### Extract to read ###
# EF 16-35 f4L IS Owners - Did you buy slim filter UV/Protector for it?



## Triggyman (Dec 6, 2014)

Hi Everyone:

I am 99% certain to add my final lens for the foreseeable future by tomorrow - the 16-35 f4L.

For the fine folks here who already own that lens, have you purchased a UV or Protector filter (slim) to complete the front seal as recommended by Canon?

If yes, did you get the either UV or Protector (clear) filter? Which one is better? The slim B+W isn't really that cheap.

If no, what's the reason?

Thanks. G.A.S. isn't cured with the 24-70II from 3 weeks ago...I say "sc**w saving money this Christmas, I want it..." :'(


----------



## e17paul (Dec 6, 2014)

Final lens? I've believed that before..


----------



## muchakucha (Dec 6, 2014)

I got B+W 77mm XS-Pro Clear with Multi-Resistant Nano Coating (007M) for mine and it works great


----------



## NorbR (Dec 6, 2014)

I have a Hoya HD Protector for my 77mm lenses, works just fine, I haven't seen any major problem with it yet, and it's easy to clean. I like Hoya HD Series, good quality at good prices imho.


----------



## Ryan85 (Dec 6, 2014)

muchakucha said:


> I got B+W 77mm XS-Pro Clear with Multi-Resistant Nano Coating (007M) for mine and it works great




+1.....I have the same on all my lenses including the 16-35 f4 and they work great. You'll love the lens it's awesome.


----------



## slclick (Dec 6, 2014)

muchakucha said:


> I got B+W 77mm XS-Pro Clear with Multi-Resistant Nano Coating (007M) for mine and it works great



Same +1


----------



## tron (Dec 6, 2014)

Yes, I got a slim HOYA HD UV filter


----------



## Triggyman (Dec 6, 2014)

e17paul said:


> Final lens? I've believed that before..



LOL You know what I remember coughing a bit when I previewed my post.


----------



## infared (Dec 6, 2014)

muchakucha said:


> I got B+W 77mm XS-Pro Clear with Multi-Resistant Nano Coating (007M) for mine and it works great



+100


----------



## Triggyman (Dec 6, 2014)
### Data rows ###
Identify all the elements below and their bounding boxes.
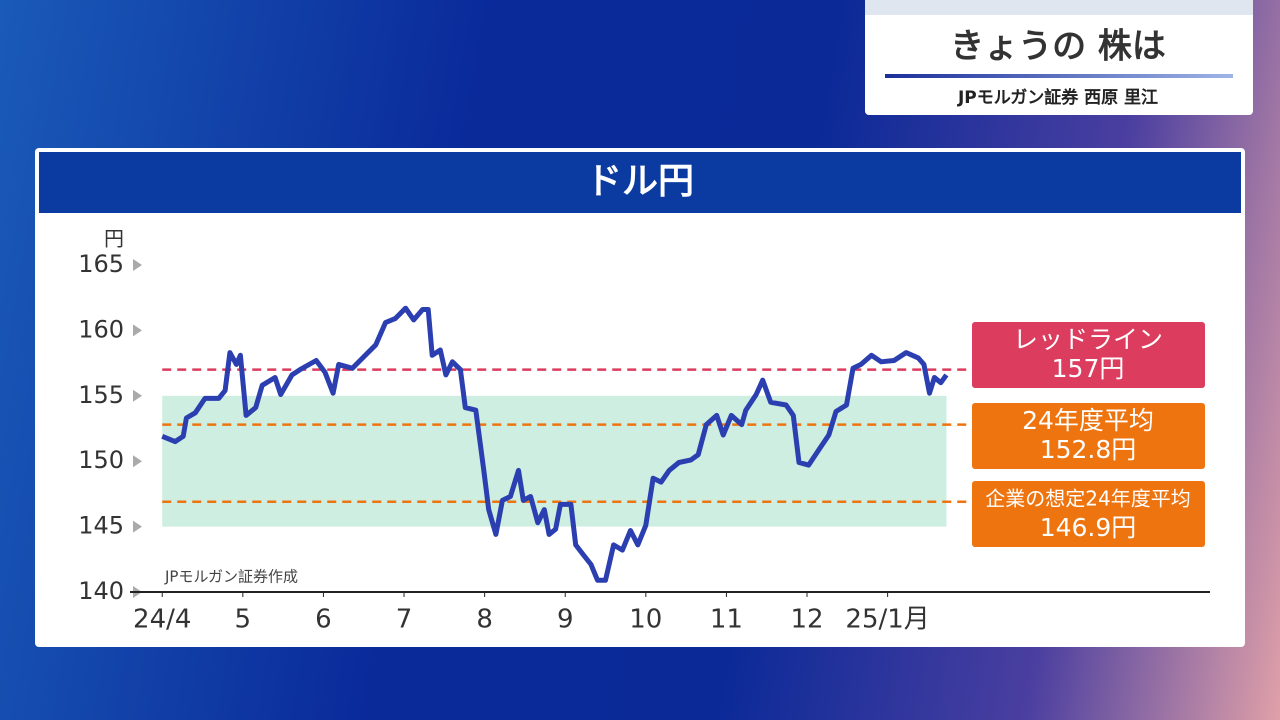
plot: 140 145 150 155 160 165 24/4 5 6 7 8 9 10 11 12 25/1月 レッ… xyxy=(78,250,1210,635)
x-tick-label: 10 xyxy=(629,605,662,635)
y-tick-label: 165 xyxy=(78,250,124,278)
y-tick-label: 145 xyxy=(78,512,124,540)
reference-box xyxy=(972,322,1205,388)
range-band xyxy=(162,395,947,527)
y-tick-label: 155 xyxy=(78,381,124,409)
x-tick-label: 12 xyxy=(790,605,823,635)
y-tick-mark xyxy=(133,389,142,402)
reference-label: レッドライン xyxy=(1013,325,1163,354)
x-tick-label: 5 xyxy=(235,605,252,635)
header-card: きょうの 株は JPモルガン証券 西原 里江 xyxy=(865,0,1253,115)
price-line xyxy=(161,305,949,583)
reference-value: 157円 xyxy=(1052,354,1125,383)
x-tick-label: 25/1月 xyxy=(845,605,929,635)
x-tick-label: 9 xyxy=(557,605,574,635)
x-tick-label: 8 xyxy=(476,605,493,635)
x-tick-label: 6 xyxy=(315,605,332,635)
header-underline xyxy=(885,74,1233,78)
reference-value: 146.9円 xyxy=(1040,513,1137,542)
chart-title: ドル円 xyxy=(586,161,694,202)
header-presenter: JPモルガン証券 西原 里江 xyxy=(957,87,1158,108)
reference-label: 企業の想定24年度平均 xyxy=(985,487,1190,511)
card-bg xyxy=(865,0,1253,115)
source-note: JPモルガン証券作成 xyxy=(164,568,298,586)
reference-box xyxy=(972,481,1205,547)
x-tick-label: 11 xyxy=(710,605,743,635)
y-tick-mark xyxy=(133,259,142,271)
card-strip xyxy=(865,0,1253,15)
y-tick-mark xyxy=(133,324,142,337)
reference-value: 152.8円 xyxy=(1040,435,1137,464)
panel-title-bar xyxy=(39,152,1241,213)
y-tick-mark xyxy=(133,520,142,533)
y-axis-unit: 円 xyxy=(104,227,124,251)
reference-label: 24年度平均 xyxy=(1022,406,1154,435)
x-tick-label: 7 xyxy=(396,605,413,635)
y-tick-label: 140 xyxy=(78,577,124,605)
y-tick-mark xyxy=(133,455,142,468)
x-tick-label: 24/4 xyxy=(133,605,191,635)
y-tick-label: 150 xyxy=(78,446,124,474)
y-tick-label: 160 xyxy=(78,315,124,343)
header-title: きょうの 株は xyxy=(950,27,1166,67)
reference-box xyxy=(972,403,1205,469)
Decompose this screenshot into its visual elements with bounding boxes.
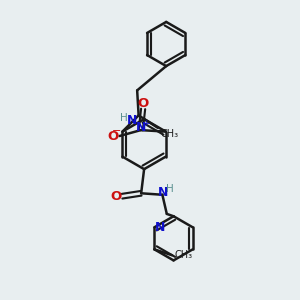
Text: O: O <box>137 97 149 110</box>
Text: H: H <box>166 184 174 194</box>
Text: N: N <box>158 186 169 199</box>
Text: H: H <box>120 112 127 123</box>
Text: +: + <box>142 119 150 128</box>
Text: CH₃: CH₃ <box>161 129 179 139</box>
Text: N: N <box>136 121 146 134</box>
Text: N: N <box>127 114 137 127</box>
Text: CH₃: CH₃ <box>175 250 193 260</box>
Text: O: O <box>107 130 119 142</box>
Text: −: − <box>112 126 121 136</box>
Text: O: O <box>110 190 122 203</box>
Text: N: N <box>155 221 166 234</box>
###
### Data rows ###
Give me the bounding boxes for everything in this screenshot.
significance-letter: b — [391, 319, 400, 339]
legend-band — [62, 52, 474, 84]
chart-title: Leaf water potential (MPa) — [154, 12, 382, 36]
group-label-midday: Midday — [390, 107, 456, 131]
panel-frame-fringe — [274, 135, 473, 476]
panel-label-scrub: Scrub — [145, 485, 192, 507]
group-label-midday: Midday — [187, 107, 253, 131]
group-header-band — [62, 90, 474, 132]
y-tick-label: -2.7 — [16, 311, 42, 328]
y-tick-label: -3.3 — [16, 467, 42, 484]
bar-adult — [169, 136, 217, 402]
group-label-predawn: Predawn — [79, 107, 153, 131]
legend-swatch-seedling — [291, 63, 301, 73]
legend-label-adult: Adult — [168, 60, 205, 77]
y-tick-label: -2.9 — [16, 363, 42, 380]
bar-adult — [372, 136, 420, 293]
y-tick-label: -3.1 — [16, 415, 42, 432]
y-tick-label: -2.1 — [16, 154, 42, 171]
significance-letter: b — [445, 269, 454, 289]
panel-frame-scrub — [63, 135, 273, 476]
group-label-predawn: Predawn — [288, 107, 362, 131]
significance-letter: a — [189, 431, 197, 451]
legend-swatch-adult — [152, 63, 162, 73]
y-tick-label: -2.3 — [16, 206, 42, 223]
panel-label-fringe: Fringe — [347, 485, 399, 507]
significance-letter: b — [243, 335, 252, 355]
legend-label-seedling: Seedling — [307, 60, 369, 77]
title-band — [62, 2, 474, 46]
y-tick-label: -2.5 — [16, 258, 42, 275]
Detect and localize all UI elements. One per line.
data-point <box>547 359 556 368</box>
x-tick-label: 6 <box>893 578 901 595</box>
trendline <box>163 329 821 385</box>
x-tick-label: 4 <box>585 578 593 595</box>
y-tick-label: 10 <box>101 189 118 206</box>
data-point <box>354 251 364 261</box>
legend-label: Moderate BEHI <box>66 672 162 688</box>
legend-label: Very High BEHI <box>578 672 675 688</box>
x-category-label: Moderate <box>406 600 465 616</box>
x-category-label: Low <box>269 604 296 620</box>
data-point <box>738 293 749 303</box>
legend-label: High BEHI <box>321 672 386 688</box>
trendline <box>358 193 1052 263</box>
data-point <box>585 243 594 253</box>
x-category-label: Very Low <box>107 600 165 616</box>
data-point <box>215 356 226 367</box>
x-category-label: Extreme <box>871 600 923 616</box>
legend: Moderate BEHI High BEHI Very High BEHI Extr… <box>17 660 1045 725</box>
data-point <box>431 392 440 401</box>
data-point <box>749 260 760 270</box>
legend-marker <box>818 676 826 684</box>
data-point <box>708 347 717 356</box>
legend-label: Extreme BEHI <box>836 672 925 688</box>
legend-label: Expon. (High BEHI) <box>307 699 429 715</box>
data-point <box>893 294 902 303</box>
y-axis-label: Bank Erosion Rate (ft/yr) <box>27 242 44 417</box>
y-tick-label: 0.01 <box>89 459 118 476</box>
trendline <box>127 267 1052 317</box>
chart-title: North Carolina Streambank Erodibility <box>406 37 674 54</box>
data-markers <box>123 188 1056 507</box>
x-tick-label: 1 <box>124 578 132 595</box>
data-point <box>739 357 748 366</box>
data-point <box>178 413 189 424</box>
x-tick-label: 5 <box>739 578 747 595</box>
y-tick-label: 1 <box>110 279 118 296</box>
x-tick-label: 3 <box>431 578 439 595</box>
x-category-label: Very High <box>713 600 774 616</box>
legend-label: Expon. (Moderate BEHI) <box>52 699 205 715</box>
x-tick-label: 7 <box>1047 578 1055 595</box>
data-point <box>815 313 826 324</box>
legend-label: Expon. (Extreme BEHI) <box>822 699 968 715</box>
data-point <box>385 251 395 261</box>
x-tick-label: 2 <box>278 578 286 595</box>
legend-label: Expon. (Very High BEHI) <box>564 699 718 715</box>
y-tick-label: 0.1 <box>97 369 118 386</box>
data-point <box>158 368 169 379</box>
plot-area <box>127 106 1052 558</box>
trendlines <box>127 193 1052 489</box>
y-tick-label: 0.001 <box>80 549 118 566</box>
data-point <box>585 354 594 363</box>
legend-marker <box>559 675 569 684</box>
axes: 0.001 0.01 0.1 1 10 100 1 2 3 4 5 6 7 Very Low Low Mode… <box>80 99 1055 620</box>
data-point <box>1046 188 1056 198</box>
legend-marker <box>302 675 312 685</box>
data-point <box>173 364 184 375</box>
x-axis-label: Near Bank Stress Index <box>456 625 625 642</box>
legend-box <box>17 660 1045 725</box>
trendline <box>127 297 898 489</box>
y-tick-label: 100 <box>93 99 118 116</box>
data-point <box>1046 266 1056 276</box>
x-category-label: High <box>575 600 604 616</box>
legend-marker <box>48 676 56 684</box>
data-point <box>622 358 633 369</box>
###
§ **Set task A**: Give the filter thread from "# EF 16-35 f4L" to "the 16-35 f4L." again, swapping "foreseeable future" for "coming years".
§ **Set task B**: Repeat, word for word, the records from the line with "Text: O: O <box>137 97 149 110</box>" to the line with "Text: O: O <box>107 130 119 142</box>".
The records have nothing to do with the text.

§ **Full answer A**:
# EF 16-35 f4L IS Owners - Did you buy slim filter UV/Protector for it?



## Triggyman (Dec 6, 2014)

Hi Everyone:

I am 99% certain to add my final lens for the coming years by tomorrow - the 16-35 f4L.

§ **Full answer B**:
Text: O: O <box>137 97 149 110</box>
Text: H: H <box>166 184 174 194</box>
Text: N: N <box>158 186 169 199</box>
Text: H: H <box>120 112 127 123</box>
Text: +: + <box>142 119 150 128</box>
Text: CH₃: CH₃ <box>161 129 179 139</box>
Text: N: N <box>136 121 146 134</box>
Text: N: N <box>127 114 137 127</box>
Text: CH₃: CH₃ <box>175 250 193 260</box>
Text: O: O <box>107 130 119 142</box>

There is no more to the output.